Record extracts:
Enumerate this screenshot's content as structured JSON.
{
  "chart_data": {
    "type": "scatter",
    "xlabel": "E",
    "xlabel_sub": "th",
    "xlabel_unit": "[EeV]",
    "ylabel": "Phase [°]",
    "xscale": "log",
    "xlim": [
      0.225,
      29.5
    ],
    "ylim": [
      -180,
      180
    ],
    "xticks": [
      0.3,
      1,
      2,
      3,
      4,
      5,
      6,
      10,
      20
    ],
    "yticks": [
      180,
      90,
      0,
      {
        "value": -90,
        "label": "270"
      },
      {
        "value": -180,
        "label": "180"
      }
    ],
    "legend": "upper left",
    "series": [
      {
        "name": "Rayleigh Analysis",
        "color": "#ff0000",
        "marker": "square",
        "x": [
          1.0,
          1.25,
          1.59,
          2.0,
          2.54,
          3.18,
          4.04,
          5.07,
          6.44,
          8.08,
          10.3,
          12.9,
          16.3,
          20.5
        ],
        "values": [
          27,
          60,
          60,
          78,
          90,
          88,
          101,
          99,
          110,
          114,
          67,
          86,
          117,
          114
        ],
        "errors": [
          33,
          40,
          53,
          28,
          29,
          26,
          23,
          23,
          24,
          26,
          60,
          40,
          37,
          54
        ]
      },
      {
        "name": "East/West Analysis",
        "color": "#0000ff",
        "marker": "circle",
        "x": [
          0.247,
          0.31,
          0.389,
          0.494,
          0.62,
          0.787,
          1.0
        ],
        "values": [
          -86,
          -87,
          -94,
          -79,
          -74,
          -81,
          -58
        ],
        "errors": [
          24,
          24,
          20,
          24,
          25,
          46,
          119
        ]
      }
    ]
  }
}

Task requirements: List all lines from the entries that include the word "Analysis".

Solution for this task:
        "name": "Rayleigh Analysis",
        "name": "East/West Analysis",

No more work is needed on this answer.